> _Passage to read_:

====

Edited July 2, 2018 by SteveCox3D

[geert_2 557]

Thanks for this interesting post with practical examples.

 

I especially like the digital sun clock, because it shows an inspiring and creative new way of thinking, breaking out of the box. This is what we need to learn more. At the same time this concept reminds us of the ancient astronomers, who also used such ideas in their temples.

 

Then I have a question concerning the orange plier: this is an interesting concept, but how long does such a mechanism survive in real life? And how well can it handle a load, if you want to fix a bolt or pipe for example? Can it really clamp with force? And how do you come to such a structure, thus how do you develop it? It would be interesting if you could describe the workflow, or the idea-flow.

 

Looking forward to your next posts.

 

Edited July 3, 2018 by geert_2
corrected unclarity

[SteveCox3D 85]

Thanks for the comments @geert_2

 

The interesting thing about the pliers is that the service life could be long because there are no moving parts and the flexible part is working well within it's elastic limit so it's response should remain constant.  I'm used to testing things to determine their service life and this feels like it would cope with a very high number of operating cycles.

 

The clamp force isn't enough to do a mechanical job like tightening a nut, but it does have a soft pinch force like you can get with your fingers.  Someone who I showed it to was very interested in it as a potential application where they were trying to automate strawberry picking which needs a damage-free grip.  So-called "soft robotics" is a new area where robots become less mechanical but have more of a human touch and maybe this would be appropriate for that.

====

> _Tasks_:
(a) Decide whether each statement below agrees with the forum thread, answering yes or no and quoting the words that settle it: (i) the pliers have no moving parts; (ii) the clamp force of the pliers is enough to tighten a nut; (iii) geert_2 especially likes the digital sun clock.
(b) In the forum thread, what task was someone trying to automate when they took an interest in the pliers?
(c) Echo word for word the stretch of the forum thread from "[SteveCox3D 85]" through "of operating cycles.".

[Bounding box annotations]
====

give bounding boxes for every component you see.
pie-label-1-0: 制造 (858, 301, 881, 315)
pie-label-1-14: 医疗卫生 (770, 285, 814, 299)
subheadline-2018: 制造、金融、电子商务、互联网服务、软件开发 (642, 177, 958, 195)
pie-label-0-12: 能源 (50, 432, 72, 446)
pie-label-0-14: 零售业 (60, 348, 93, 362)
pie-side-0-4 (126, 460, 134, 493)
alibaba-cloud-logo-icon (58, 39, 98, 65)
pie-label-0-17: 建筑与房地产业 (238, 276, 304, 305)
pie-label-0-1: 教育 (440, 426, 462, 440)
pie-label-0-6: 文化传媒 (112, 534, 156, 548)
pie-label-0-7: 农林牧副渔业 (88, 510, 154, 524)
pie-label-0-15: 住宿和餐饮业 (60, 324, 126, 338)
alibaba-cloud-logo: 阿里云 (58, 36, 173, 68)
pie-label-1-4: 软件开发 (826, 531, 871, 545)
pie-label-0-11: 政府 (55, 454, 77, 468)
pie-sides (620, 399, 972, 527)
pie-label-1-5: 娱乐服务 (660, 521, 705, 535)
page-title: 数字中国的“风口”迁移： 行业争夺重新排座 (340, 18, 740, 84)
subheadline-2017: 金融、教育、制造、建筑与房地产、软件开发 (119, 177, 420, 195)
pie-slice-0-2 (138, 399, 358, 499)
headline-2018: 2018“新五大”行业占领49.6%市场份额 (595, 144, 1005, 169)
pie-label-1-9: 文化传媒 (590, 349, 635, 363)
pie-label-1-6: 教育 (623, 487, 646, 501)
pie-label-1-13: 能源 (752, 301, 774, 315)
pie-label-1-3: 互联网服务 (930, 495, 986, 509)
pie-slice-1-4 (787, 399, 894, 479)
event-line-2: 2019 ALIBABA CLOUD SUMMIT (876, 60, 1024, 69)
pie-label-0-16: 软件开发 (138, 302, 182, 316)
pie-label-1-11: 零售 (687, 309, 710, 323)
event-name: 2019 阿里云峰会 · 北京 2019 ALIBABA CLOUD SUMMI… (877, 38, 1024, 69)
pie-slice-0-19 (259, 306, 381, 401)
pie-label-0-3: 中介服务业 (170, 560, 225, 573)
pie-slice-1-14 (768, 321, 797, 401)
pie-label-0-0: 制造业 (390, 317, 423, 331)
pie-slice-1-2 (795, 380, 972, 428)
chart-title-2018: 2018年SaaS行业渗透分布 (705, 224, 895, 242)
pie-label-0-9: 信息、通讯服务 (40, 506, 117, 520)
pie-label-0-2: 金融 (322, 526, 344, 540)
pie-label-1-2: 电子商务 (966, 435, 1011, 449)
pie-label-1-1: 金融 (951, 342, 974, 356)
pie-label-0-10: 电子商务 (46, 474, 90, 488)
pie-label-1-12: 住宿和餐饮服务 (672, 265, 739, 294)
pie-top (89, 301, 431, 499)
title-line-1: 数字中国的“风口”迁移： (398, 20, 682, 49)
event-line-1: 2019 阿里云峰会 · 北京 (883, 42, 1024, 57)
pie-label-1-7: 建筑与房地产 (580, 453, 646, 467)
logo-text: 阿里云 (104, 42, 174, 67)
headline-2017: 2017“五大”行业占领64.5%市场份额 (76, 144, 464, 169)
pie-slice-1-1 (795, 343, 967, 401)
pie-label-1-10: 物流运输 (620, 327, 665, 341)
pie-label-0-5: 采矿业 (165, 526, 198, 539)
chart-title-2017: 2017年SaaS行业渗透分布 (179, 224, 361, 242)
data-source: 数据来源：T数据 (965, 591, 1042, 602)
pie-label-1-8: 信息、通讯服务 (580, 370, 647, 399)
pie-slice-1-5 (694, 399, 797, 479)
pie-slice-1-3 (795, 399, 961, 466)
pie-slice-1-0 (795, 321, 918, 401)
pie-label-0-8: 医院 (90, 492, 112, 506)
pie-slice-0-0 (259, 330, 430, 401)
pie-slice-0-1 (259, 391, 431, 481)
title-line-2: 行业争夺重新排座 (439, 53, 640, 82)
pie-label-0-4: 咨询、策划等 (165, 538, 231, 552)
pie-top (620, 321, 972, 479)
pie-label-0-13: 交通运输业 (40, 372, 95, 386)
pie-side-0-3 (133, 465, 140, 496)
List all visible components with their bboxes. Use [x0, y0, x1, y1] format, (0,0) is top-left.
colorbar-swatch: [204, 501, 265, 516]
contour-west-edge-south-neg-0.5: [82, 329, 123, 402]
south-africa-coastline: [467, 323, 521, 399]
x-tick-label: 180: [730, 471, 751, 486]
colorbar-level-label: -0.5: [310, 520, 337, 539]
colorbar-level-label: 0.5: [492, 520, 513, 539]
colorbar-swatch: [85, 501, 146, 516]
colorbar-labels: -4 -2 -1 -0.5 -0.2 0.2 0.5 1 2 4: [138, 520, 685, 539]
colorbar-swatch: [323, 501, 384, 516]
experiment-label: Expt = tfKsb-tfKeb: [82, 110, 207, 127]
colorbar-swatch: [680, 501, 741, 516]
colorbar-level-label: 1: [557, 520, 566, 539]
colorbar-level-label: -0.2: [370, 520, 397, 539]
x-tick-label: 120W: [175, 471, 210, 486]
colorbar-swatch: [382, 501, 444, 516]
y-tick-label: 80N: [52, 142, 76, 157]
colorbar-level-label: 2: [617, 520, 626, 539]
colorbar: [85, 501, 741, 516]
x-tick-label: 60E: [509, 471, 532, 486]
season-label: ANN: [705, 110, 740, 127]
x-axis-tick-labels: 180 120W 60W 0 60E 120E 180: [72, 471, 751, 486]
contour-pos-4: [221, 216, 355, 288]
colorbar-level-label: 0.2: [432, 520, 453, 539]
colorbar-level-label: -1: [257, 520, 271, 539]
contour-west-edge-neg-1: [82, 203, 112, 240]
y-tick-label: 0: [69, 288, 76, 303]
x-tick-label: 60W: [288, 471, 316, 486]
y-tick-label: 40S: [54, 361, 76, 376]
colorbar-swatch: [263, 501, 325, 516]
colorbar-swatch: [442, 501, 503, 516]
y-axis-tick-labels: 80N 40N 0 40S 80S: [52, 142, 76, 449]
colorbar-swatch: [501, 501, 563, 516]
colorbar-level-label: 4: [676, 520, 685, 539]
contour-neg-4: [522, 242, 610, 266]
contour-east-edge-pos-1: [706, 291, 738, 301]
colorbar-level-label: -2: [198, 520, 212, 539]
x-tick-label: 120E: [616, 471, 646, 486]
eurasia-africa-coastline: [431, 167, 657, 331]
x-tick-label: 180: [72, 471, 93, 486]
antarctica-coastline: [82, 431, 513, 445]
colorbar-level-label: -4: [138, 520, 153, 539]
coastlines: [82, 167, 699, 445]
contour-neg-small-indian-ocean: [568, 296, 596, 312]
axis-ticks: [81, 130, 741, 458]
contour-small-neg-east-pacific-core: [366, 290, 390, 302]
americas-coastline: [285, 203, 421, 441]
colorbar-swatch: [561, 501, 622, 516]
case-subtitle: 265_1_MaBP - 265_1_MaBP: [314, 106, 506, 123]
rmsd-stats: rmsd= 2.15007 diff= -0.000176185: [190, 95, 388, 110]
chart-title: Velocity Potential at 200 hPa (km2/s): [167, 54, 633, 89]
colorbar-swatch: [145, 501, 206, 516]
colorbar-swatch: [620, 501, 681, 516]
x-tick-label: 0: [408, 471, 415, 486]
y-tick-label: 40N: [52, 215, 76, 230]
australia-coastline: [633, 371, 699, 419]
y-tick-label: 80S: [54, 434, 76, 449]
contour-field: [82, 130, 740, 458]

====

> _Answers below_:
(a)
(i) Yes: "there are no moving parts"
(ii) No: "The clamp force isn't enough to do a mechanical job like tightening a nut"
(iii) Yes: "I especially like the digital sun clock"

(b) They were trying to automate strawberry picking, which needs a damage-free grip.

(c)
[SteveCox3D 85]

Thanks for the comments @geert_2

 

The interesting thing about the pliers is that the service life could be long because there are no moving parts and the flexible part is working well within it's elastic limit so it's response should remain constant.  I'm used to testing things to determine their service life and this feels like it would cope with a very high number of operating cycles.